start LISTING
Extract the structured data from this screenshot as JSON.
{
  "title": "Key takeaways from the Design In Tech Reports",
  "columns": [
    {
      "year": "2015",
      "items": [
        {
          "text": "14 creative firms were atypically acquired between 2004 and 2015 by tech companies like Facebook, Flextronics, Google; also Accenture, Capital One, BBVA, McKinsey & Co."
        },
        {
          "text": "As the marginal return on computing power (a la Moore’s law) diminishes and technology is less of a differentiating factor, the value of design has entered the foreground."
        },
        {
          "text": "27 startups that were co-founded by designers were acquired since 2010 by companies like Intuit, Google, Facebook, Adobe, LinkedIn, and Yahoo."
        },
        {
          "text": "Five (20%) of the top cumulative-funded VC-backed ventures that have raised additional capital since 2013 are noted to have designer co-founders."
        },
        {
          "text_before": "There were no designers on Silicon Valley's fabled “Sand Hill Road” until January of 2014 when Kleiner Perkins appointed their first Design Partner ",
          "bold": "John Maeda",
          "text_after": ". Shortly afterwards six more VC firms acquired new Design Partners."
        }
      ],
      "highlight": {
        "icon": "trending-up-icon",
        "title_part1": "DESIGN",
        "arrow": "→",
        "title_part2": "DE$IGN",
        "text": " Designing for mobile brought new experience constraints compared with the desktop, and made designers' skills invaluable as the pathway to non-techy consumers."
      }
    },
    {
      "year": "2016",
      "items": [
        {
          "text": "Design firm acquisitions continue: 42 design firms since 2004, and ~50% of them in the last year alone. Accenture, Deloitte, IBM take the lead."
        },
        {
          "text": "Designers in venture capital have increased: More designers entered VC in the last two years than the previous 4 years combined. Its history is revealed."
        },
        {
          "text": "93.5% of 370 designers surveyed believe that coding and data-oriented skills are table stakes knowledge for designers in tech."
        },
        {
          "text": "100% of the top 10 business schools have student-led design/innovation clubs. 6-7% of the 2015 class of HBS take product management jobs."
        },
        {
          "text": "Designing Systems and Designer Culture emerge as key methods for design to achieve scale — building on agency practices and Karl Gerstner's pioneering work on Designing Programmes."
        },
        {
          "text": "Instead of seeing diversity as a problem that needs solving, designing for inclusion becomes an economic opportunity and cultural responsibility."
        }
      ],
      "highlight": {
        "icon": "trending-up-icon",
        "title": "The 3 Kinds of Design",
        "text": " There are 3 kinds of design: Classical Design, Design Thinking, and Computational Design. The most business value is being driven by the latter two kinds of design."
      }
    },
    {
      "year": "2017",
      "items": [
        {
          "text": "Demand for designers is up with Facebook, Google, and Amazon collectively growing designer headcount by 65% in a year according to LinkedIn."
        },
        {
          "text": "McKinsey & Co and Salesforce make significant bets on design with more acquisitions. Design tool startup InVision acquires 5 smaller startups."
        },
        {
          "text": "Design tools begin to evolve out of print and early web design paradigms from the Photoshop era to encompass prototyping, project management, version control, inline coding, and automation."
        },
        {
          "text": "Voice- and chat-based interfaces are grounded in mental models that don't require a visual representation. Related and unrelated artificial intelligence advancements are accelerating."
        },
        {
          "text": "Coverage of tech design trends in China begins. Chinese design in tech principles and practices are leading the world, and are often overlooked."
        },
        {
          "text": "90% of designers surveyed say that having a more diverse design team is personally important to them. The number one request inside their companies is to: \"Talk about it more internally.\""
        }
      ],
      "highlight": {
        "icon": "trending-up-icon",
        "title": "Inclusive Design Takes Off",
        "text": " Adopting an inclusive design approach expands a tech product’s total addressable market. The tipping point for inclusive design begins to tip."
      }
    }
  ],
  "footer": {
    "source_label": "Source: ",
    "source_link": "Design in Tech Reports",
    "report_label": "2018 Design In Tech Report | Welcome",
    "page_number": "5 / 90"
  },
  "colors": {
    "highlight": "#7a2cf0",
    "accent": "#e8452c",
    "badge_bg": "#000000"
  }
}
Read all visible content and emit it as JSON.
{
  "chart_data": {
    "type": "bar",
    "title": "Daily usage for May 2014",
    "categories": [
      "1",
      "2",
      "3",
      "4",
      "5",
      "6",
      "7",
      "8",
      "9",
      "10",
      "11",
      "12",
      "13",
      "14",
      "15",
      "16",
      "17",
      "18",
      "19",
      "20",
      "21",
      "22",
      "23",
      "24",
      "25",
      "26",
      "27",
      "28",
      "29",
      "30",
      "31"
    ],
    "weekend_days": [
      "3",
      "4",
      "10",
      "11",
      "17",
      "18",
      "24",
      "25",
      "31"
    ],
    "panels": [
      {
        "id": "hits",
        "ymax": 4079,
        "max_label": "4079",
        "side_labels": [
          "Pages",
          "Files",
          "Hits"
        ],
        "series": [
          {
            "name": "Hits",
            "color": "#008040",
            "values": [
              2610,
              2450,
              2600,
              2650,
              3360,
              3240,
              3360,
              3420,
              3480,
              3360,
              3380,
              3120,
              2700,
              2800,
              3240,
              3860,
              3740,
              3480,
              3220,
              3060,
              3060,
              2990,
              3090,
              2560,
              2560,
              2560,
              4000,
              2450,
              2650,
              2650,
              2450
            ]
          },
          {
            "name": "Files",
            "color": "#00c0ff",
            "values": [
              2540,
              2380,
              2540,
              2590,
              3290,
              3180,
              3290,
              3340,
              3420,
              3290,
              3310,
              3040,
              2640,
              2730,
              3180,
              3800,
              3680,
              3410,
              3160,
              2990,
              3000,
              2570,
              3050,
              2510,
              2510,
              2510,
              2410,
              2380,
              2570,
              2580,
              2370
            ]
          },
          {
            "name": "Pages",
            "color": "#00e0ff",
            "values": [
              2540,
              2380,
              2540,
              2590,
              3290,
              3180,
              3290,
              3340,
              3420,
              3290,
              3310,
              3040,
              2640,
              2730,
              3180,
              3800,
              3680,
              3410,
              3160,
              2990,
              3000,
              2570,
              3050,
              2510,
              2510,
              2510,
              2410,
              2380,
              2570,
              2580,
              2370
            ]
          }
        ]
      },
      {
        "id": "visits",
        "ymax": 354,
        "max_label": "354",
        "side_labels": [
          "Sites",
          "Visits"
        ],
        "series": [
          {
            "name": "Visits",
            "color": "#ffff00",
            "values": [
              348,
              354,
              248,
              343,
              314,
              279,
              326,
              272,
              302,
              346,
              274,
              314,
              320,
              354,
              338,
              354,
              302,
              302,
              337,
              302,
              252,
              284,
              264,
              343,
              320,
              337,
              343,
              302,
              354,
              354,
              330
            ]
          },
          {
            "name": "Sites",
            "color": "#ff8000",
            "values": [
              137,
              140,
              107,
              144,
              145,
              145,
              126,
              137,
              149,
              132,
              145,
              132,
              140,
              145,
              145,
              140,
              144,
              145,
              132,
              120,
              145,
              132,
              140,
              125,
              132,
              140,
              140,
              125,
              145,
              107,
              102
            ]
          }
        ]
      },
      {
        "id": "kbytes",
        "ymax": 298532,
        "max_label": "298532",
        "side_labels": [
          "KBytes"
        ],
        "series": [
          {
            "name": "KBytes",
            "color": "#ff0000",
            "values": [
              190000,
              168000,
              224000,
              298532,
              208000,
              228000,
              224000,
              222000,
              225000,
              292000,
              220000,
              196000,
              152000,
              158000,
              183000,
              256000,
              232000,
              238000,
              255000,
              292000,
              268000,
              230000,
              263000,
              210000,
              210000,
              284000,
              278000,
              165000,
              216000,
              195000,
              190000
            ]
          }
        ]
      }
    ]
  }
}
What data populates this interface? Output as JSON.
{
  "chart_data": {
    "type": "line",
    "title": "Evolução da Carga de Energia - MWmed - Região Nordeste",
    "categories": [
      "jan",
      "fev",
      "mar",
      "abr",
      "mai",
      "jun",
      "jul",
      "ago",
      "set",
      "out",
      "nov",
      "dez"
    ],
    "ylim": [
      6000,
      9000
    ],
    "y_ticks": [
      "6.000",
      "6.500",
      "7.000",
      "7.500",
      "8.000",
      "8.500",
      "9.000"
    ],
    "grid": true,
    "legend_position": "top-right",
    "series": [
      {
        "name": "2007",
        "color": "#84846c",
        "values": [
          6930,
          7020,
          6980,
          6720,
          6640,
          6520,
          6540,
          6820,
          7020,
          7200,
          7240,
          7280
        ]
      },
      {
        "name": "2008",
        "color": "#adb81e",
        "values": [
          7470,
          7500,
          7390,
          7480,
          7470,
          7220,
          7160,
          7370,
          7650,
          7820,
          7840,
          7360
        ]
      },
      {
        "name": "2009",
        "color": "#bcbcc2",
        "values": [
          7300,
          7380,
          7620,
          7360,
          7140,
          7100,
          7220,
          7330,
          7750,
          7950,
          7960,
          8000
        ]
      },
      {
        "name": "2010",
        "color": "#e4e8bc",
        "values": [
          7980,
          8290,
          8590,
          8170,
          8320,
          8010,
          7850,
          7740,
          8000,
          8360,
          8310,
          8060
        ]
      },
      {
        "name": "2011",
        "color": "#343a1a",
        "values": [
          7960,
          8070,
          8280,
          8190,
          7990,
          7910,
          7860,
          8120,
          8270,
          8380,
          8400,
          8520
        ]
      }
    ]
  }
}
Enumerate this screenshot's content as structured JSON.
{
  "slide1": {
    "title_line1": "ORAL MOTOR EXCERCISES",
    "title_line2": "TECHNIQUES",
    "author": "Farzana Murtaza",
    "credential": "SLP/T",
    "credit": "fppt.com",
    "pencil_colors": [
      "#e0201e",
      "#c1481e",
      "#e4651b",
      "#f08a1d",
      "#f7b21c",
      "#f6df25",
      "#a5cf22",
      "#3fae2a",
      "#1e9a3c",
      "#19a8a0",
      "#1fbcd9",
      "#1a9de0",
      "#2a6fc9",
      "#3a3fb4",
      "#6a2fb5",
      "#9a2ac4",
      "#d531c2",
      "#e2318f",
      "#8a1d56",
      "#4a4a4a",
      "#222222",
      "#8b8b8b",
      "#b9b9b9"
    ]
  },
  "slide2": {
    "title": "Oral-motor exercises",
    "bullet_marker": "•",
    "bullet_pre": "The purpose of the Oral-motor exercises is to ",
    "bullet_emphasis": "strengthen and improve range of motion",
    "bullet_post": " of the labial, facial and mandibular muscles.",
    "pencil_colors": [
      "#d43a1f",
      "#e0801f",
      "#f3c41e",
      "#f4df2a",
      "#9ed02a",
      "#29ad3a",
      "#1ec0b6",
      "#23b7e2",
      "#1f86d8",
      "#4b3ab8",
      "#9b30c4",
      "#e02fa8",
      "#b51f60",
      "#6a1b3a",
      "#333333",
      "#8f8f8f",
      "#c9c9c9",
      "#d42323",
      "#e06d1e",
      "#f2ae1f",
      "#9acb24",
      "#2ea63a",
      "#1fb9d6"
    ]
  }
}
end LISTING
STATED PROBLEM: Quote exactly what appears from the line containing "Enumerate this screenshot's" through the final line of the listing above, including both of those lines.

WRITTEN SOLUTION:
Enumerate this screenshot's content as structured JSON.
{
  "slide1": {
    "title_line1": "ORAL MOTOR EXCERCISES",
    "title_line2": "TECHNIQUES",
    "author": "Farzana Murtaza",
    "credential": "SLP/T",
    "credit": "fppt.com",
    "pencil_colors": [
      "#e0201e",
      "#c1481e",
      "#e4651b",
      "#f08a1d",
      "#f7b21c",
      "#f6df25",
      "#a5cf22",
      "#3fae2a",
      "#1e9a3c",
      "#19a8a0",
      "#1fbcd9",
      "#1a9de0",
      "#2a6fc9",
      "#3a3fb4",
      "#6a2fb5",
      "#9a2ac4",
      "#d531c2",
      "#e2318f",
      "#8a1d56",
      "#4a4a4a",
      "#222222",
      "#8b8b8b",
      "#b9b9b9"
    ]
  },
  "slide2": {
    "title": "Oral-motor exercises",
    "bullet_marker": "•",
    "bullet_pre": "The purpose of the Oral-motor exercises is to ",
    "bullet_emphasis": "strengthen and improve range of motion",
    "bullet_post": " of the labial, facial and mandibular muscles.",
    "pencil_colors": [
      "#d43a1f",
      "#e0801f",
      "#f3c41e",
      "#f4df2a",
      "#9ed02a",
      "#29ad3a",
      "#1ec0b6",
      "#23b7e2",
      "#1f86d8",
      "#4b3ab8",
      "#9b30c4",
      "#e02fa8",
      "#b51f60",
      "#6a1b3a",
      "#333333",
      "#8f8f8f",
      "#c9c9c9",
      "#d42323",
      "#e06d1e",
      "#f2ae1f",
      "#9acb24",
      "#2ea63a",
      "#1fb9d6"
    ]
  }
}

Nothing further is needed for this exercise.